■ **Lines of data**

· · · · ·

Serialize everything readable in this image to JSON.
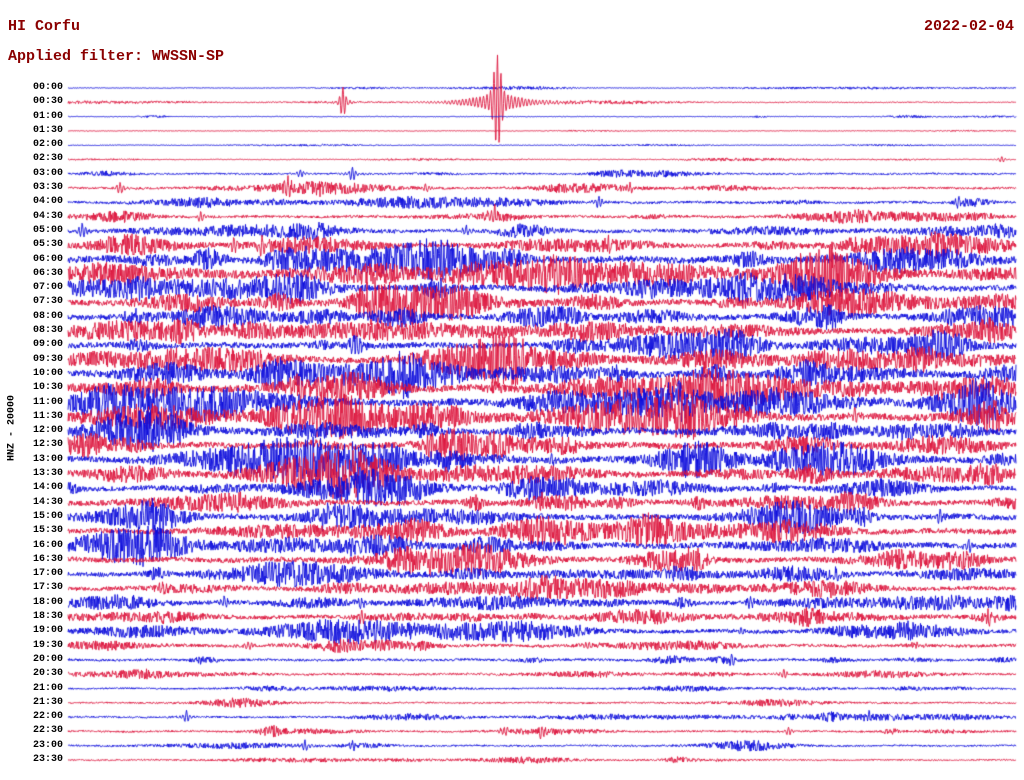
{
  "header": {
    "station": "HI Corfu",
    "date": "2022-02-04",
    "filter_label": "Applied filter: WWSSN-SP"
  },
  "axis": {
    "left_label": "HNZ - 20000"
  },
  "chart_data": {
    "type": "line",
    "subtype": "helicorder-seismogram",
    "title": "HI Corfu",
    "date": "2022-02-04",
    "filter": "WWSSN-SP",
    "channel_scale": "HNZ - 20000",
    "minutes_per_line": 30,
    "x_range_minutes": [
      0,
      30
    ],
    "grid": false,
    "legend": false,
    "colors": {
      "blue": "#0b0bdb",
      "red": "#dc143c"
    },
    "traces": [
      {
        "label": "00:00",
        "color": "blue",
        "noise": 0.3
      },
      {
        "label": "00:30",
        "color": "red",
        "noise": 0.45,
        "events": [
          {
            "x": 0.29,
            "amp": 15
          },
          {
            "x": 0.453,
            "amp": 46
          }
        ]
      },
      {
        "label": "01:00",
        "color": "blue",
        "noise": 0.3
      },
      {
        "label": "01:30",
        "color": "red",
        "noise": 0.3
      },
      {
        "label": "02:00",
        "color": "blue",
        "noise": 0.3
      },
      {
        "label": "02:30",
        "color": "red",
        "noise": 0.32,
        "events": [
          {
            "x": 0.985,
            "amp": 3
          }
        ]
      },
      {
        "label": "03:00",
        "color": "blue",
        "noise": 0.85,
        "events": [
          {
            "x": 0.245,
            "amp": 4
          },
          {
            "x": 0.3,
            "amp": 7
          }
        ]
      },
      {
        "label": "03:30",
        "color": "red",
        "noise": 1.05,
        "events": [
          {
            "x": 0.055,
            "amp": 6
          },
          {
            "x": 0.232,
            "amp": 7
          },
          {
            "x": 0.268,
            "amp": 4
          },
          {
            "x": 0.377,
            "amp": 4
          },
          {
            "x": 0.593,
            "amp": 4
          }
        ]
      },
      {
        "label": "04:00",
        "color": "blue",
        "noise": 1.2,
        "events": [
          {
            "x": 0.56,
            "amp": 6
          },
          {
            "x": 0.94,
            "amp": 5
          }
        ]
      },
      {
        "label": "04:30",
        "color": "red",
        "noise": 1.3,
        "events": [
          {
            "x": 0.14,
            "amp": 5
          },
          {
            "x": 0.45,
            "amp": 10
          },
          {
            "x": 0.83,
            "amp": 4
          }
        ]
      },
      {
        "label": "05:00",
        "color": "blue",
        "noise": 1.7,
        "events": [
          {
            "x": 0.015,
            "amp": 7
          },
          {
            "x": 0.42,
            "amp": 5
          }
        ]
      },
      {
        "label": "05:30",
        "color": "red",
        "noise": 2.1,
        "events": [
          {
            "x": 0.175,
            "amp": 8
          },
          {
            "x": 0.205,
            "amp": 9
          },
          {
            "x": 0.57,
            "amp": 5
          },
          {
            "x": 0.88,
            "amp": 5
          }
        ]
      },
      {
        "label": "06:00",
        "color": "blue",
        "noise": 3.4
      },
      {
        "label": "06:30",
        "color": "red",
        "noise": 3.0
      },
      {
        "label": "07:00",
        "color": "blue",
        "noise": 2.8
      },
      {
        "label": "07:30",
        "color": "red",
        "noise": 2.8
      },
      {
        "label": "08:00",
        "color": "blue",
        "noise": 2.7,
        "events": [
          {
            "x": 0.93,
            "amp": 6
          }
        ]
      },
      {
        "label": "08:30",
        "color": "red",
        "noise": 2.6
      },
      {
        "label": "09:00",
        "color": "blue",
        "noise": 2.8
      },
      {
        "label": "09:30",
        "color": "red",
        "noise": 2.9,
        "events": [
          {
            "x": 0.2,
            "amp": 6
          }
        ]
      },
      {
        "label": "10:00",
        "color": "blue",
        "noise": 3.2
      },
      {
        "label": "10:30",
        "color": "red",
        "noise": 3.2,
        "events": [
          {
            "x": 0.92,
            "amp": 7
          }
        ]
      },
      {
        "label": "11:00",
        "color": "blue",
        "noise": 3.5
      },
      {
        "label": "11:30",
        "color": "red",
        "noise": 3.4,
        "events": [
          {
            "x": 0.83,
            "amp": 7
          }
        ]
      },
      {
        "label": "12:00",
        "color": "blue",
        "noise": 3.0
      },
      {
        "label": "12:30",
        "color": "red",
        "noise": 3.0,
        "events": [
          {
            "x": 0.8,
            "amp": 6
          }
        ]
      },
      {
        "label": "13:00",
        "color": "blue",
        "noise": 3.0,
        "events": [
          {
            "x": 0.3,
            "amp": 6
          },
          {
            "x": 0.51,
            "amp": 6
          }
        ]
      },
      {
        "label": "13:30",
        "color": "red",
        "noise": 2.8,
        "events": [
          {
            "x": 0.29,
            "amp": 6
          }
        ]
      },
      {
        "label": "14:00",
        "color": "blue",
        "noise": 2.5
      },
      {
        "label": "14:30",
        "color": "red",
        "noise": 2.5,
        "events": [
          {
            "x": 0.5,
            "amp": 5
          }
        ]
      },
      {
        "label": "15:00",
        "color": "blue",
        "noise": 2.7,
        "events": [
          {
            "x": 0.27,
            "amp": 7
          },
          {
            "x": 0.92,
            "amp": 6
          }
        ]
      },
      {
        "label": "15:30",
        "color": "red",
        "noise": 2.7
      },
      {
        "label": "16:00",
        "color": "blue",
        "noise": 2.7,
        "events": [
          {
            "x": 0.3,
            "amp": 6
          },
          {
            "x": 0.95,
            "amp": 6
          }
        ]
      },
      {
        "label": "16:30",
        "color": "red",
        "noise": 2.5,
        "events": [
          {
            "x": 0.38,
            "amp": 5
          }
        ]
      },
      {
        "label": "17:00",
        "color": "blue",
        "noise": 2.2,
        "events": [
          {
            "x": 0.81,
            "amp": 5
          }
        ]
      },
      {
        "label": "17:30",
        "color": "red",
        "noise": 2.0,
        "events": [
          {
            "x": 0.1,
            "amp": 5
          }
        ]
      },
      {
        "label": "18:00",
        "color": "blue",
        "noise": 2.0,
        "events": [
          {
            "x": 0.165,
            "amp": 6
          },
          {
            "x": 0.31,
            "amp": 5
          },
          {
            "x": 0.72,
            "amp": 5
          }
        ]
      },
      {
        "label": "18:30",
        "color": "red",
        "noise": 2.0,
        "events": [
          {
            "x": 0.31,
            "amp": 7
          },
          {
            "x": 0.97,
            "amp": 5
          }
        ]
      },
      {
        "label": "19:00",
        "color": "blue",
        "noise": 1.9,
        "events": [
          {
            "x": 0.33,
            "amp": 6
          },
          {
            "x": 0.54,
            "amp": 5
          },
          {
            "x": 0.71,
            "amp": 5
          }
        ]
      },
      {
        "label": "19:30",
        "color": "red",
        "noise": 1.5,
        "events": [
          {
            "x": 0.19,
            "amp": 4
          },
          {
            "x": 0.55,
            "amp": 4
          }
        ]
      },
      {
        "label": "20:00",
        "color": "blue",
        "noise": 1.2,
        "events": [
          {
            "x": 0.7,
            "amp": 4
          }
        ]
      },
      {
        "label": "20:30",
        "color": "red",
        "noise": 1.0,
        "events": [
          {
            "x": 0.755,
            "amp": 5
          }
        ]
      },
      {
        "label": "21:00",
        "color": "blue",
        "noise": 0.8
      },
      {
        "label": "21:30",
        "color": "red",
        "noise": 0.8
      },
      {
        "label": "22:00",
        "color": "blue",
        "noise": 0.9,
        "events": [
          {
            "x": 0.125,
            "amp": 6
          },
          {
            "x": 0.845,
            "amp": 4
          }
        ]
      },
      {
        "label": "22:30",
        "color": "red",
        "noise": 0.9,
        "events": [
          {
            "x": 0.46,
            "amp": 5
          },
          {
            "x": 0.5,
            "amp": 6
          },
          {
            "x": 0.76,
            "amp": 4
          }
        ]
      },
      {
        "label": "23:00",
        "color": "blue",
        "noise": 0.85,
        "events": [
          {
            "x": 0.25,
            "amp": 5
          },
          {
            "x": 0.3,
            "amp": 4
          }
        ]
      },
      {
        "label": "23:30",
        "color": "red",
        "noise": 0.7
      }
    ]
  }
}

· · · · ·

■ **Exercise directions**
Identify the lines in the entries above that contain "filter", then copy them out.

■ **Complete answer**
    "filter_label": "Applied filter: WWSSN-SP"
    "filter": "WWSSN-SP",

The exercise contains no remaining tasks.